begin

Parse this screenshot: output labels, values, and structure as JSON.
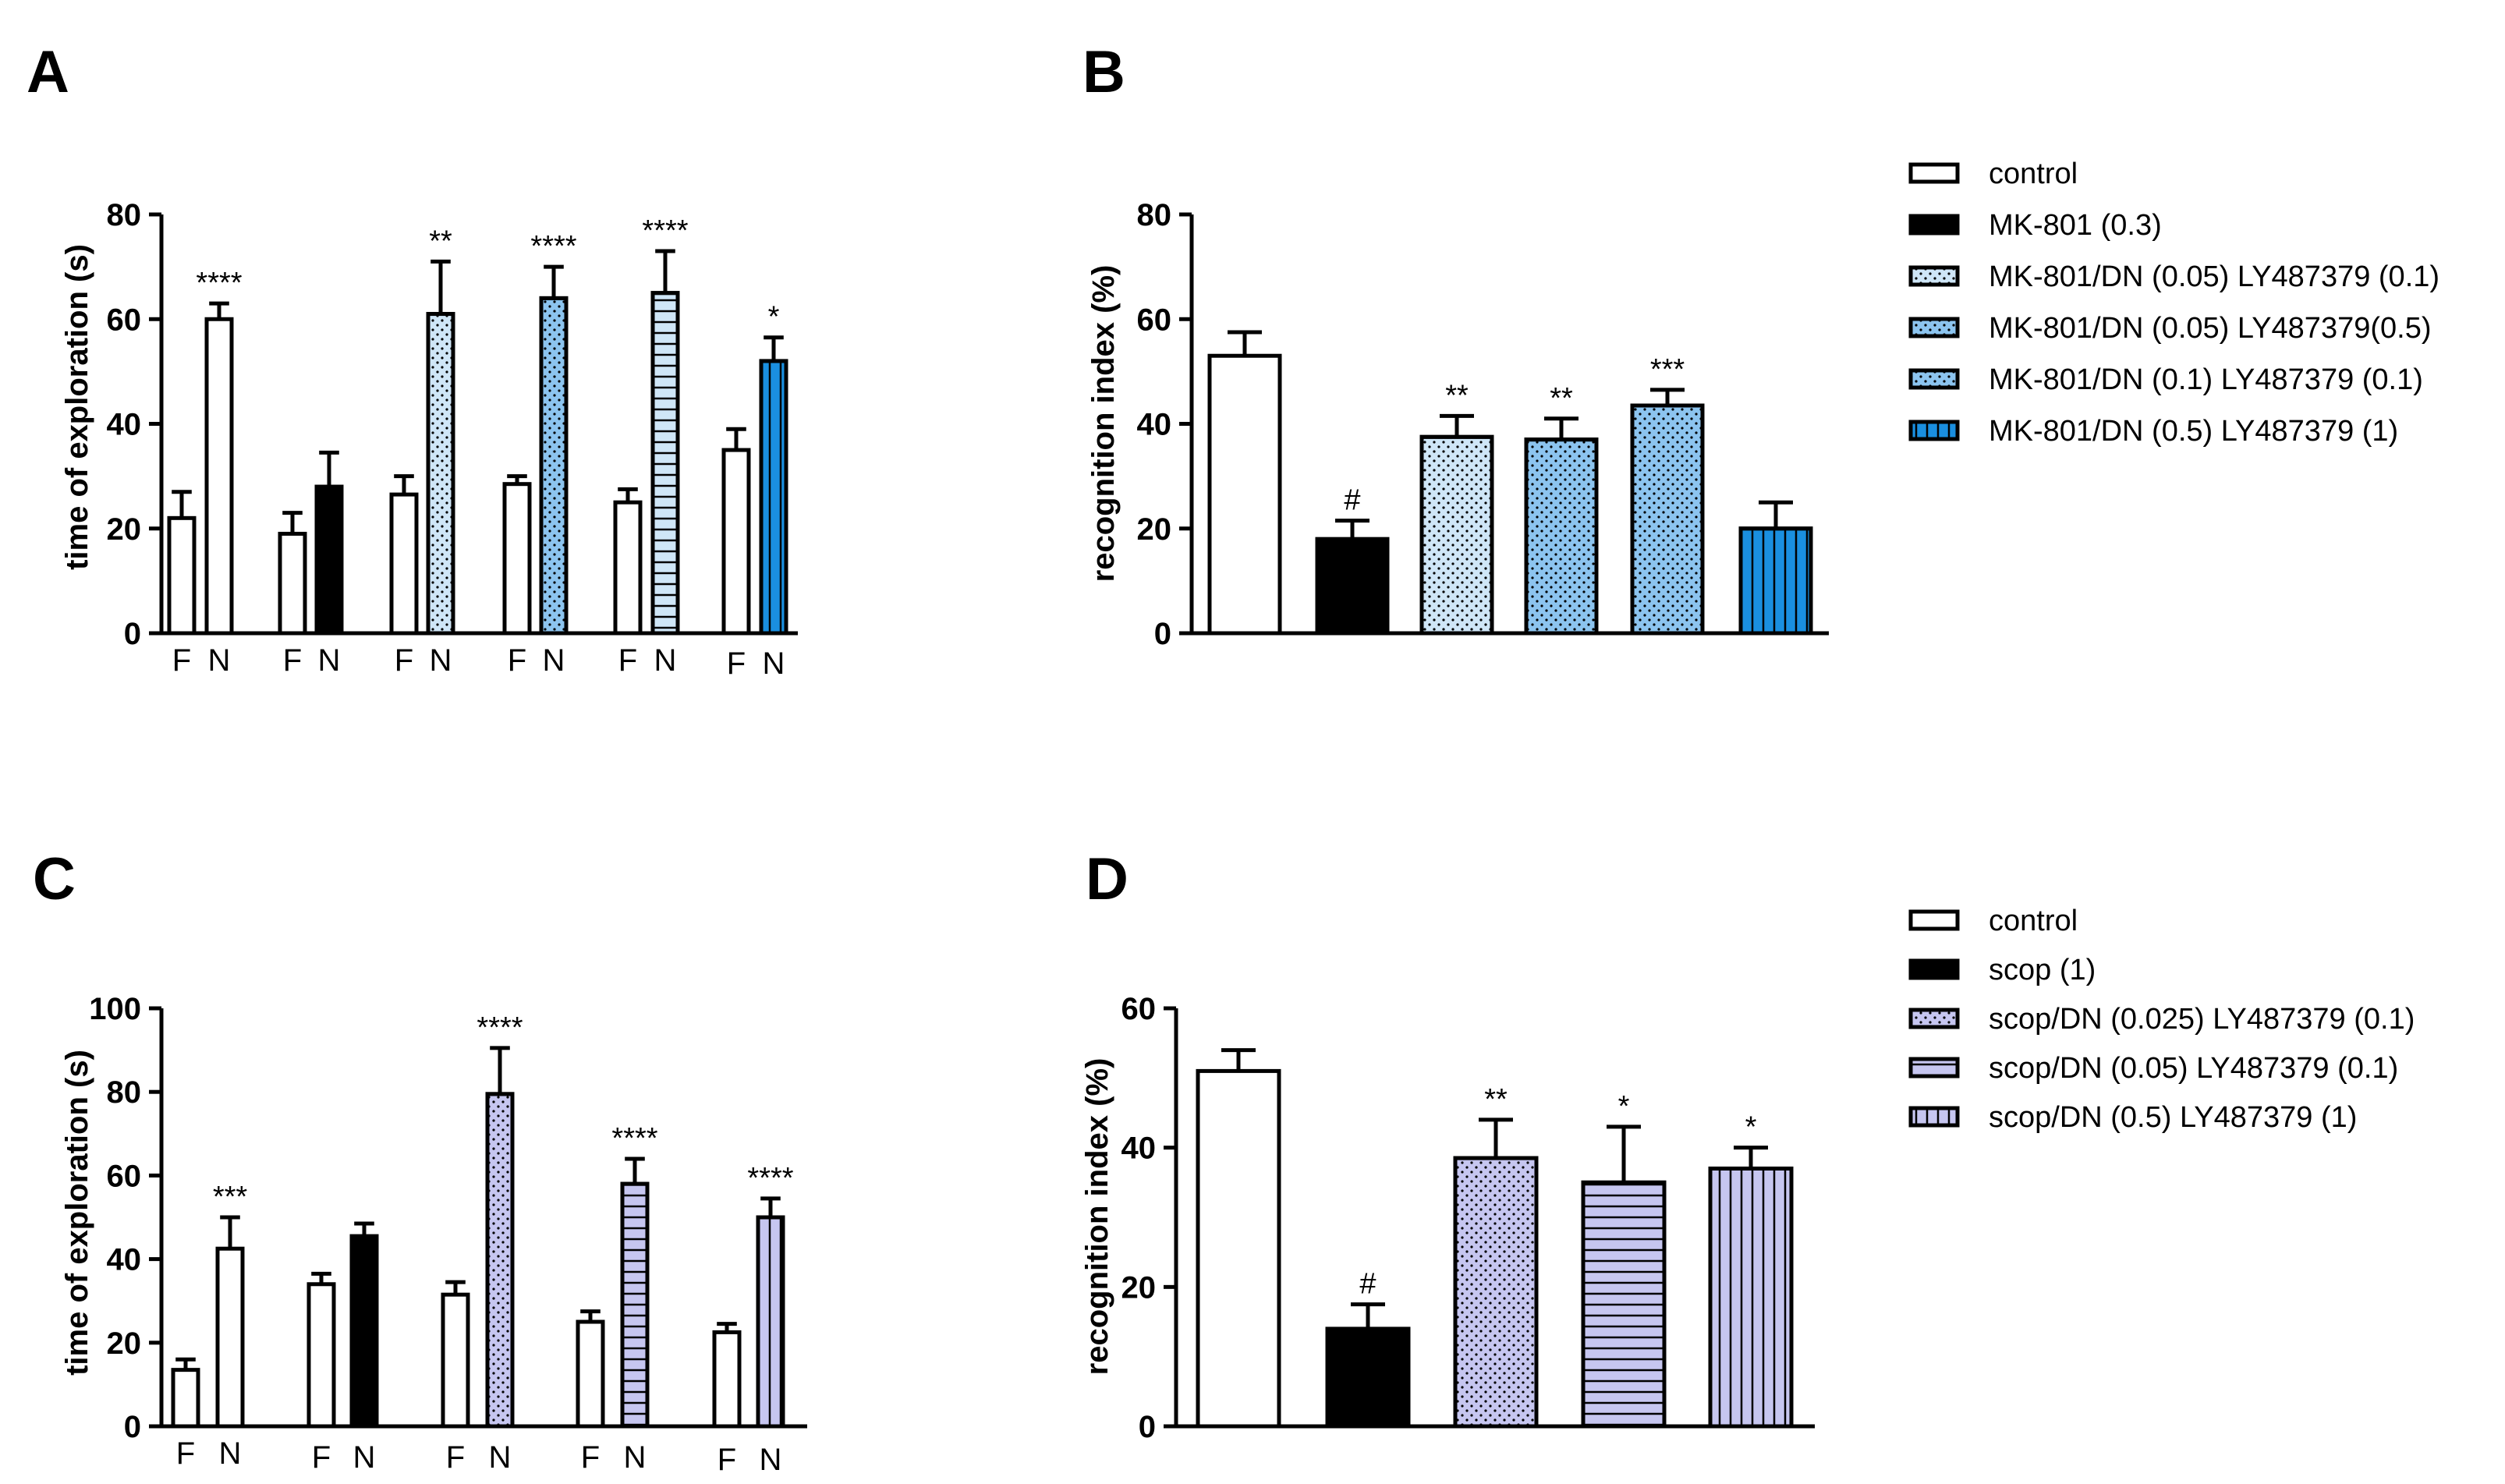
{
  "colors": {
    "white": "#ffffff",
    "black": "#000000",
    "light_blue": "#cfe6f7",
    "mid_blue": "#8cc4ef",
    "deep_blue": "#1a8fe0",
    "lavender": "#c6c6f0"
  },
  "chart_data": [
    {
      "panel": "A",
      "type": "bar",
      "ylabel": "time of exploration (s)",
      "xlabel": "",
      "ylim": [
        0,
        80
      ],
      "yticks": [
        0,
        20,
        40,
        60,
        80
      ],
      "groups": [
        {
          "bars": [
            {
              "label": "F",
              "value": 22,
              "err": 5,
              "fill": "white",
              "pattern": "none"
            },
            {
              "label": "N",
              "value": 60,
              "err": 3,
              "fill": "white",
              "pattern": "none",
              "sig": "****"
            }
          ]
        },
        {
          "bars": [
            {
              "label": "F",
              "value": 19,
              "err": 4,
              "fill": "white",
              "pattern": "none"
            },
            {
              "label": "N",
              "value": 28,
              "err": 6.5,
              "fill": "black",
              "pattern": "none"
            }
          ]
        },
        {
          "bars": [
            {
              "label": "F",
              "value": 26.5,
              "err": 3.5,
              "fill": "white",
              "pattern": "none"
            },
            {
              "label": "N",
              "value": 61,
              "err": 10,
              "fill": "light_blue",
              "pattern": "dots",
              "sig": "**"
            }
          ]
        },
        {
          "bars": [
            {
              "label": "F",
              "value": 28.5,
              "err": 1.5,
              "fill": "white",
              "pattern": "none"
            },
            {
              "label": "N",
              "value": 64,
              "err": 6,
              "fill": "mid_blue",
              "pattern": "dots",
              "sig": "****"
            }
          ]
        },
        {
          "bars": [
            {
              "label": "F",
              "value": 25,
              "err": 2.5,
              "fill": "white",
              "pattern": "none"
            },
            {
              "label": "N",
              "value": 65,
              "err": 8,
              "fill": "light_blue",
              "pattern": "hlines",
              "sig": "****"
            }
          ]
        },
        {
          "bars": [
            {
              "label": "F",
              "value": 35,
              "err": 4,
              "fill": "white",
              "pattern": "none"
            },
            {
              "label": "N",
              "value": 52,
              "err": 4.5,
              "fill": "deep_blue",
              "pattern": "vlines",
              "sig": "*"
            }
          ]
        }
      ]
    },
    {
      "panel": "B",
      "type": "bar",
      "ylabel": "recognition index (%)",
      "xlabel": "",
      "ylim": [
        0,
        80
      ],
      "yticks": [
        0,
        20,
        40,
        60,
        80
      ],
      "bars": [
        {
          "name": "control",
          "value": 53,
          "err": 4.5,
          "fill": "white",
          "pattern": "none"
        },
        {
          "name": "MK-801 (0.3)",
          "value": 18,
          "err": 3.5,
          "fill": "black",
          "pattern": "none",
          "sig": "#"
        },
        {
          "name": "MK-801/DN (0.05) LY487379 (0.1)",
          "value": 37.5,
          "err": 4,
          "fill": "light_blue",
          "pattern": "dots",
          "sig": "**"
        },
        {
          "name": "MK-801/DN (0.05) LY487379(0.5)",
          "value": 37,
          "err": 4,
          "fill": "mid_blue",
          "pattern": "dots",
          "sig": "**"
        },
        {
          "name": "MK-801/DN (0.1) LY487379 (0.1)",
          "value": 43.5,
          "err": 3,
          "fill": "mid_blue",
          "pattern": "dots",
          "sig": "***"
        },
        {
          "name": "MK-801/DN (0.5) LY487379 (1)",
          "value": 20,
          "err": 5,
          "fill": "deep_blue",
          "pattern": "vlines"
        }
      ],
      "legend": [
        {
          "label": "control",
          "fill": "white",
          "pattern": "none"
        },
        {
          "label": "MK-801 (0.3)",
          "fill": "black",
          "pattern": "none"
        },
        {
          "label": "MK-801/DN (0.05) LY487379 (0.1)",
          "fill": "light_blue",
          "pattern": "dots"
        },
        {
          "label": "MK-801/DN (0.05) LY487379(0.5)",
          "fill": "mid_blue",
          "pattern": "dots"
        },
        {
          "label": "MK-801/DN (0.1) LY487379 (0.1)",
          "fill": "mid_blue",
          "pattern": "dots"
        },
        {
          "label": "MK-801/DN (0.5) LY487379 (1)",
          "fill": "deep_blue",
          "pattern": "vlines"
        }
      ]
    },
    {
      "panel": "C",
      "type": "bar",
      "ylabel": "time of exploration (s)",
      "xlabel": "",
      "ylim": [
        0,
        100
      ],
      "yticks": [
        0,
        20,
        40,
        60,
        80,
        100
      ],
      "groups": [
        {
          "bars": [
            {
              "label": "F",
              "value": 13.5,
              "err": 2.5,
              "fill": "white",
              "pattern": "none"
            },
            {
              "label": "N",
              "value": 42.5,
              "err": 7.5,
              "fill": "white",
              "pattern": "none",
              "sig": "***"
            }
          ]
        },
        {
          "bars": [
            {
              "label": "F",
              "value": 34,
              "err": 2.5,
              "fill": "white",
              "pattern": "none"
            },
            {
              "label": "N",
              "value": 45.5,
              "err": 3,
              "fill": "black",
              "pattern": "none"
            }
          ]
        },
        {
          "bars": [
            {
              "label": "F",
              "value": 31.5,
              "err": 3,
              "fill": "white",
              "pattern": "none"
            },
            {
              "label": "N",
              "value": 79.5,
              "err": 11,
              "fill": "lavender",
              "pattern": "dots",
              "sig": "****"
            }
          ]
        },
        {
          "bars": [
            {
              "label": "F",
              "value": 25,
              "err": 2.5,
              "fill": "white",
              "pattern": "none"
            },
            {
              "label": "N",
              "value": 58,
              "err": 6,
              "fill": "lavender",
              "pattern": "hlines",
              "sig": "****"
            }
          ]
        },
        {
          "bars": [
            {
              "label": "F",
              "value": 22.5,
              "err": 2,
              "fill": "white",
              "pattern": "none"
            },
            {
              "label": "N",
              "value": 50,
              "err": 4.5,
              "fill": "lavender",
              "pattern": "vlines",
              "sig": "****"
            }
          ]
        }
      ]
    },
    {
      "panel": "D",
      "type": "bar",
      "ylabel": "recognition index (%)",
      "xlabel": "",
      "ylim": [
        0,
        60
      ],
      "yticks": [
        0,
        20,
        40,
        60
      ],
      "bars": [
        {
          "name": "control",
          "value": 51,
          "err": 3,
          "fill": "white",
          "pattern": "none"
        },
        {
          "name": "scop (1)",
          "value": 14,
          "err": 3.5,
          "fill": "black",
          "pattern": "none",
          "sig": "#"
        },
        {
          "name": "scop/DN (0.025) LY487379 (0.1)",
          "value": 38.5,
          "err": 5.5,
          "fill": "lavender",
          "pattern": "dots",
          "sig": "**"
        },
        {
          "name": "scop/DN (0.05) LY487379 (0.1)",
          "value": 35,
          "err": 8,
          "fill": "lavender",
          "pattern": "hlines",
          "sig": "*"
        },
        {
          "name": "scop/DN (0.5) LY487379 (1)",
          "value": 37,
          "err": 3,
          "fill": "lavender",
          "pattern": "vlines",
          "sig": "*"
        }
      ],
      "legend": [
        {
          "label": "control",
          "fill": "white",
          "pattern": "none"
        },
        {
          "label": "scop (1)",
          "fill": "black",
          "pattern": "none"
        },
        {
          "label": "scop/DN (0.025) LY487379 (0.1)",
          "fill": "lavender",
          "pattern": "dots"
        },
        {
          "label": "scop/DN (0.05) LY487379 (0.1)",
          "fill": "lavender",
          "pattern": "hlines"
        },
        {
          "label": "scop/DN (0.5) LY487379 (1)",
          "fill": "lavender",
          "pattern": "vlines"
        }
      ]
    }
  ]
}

end

For this exercise, gather every line of the data that contains the word "name".

          "name": "control",
          "name": "MK-801 (0.3)",
          "name": "MK-801/DN (0.05) LY487379 (0.1)",
          "name": "MK-801/DN (0.05) LY487379(0.5)",
          "name": "MK-801/DN (0.1) LY487379 (0.1)",
          "name": "MK-801/DN (0.5) LY487379 (1)",
          "name": "control",
          "name": "scop (1)",
          "name": "scop/DN (0.025) LY487379 (0.1)",
          "name": "scop/DN (0.05) LY487379 (0.1)",
          "name": "scop/DN (0.5) LY487379 (1)",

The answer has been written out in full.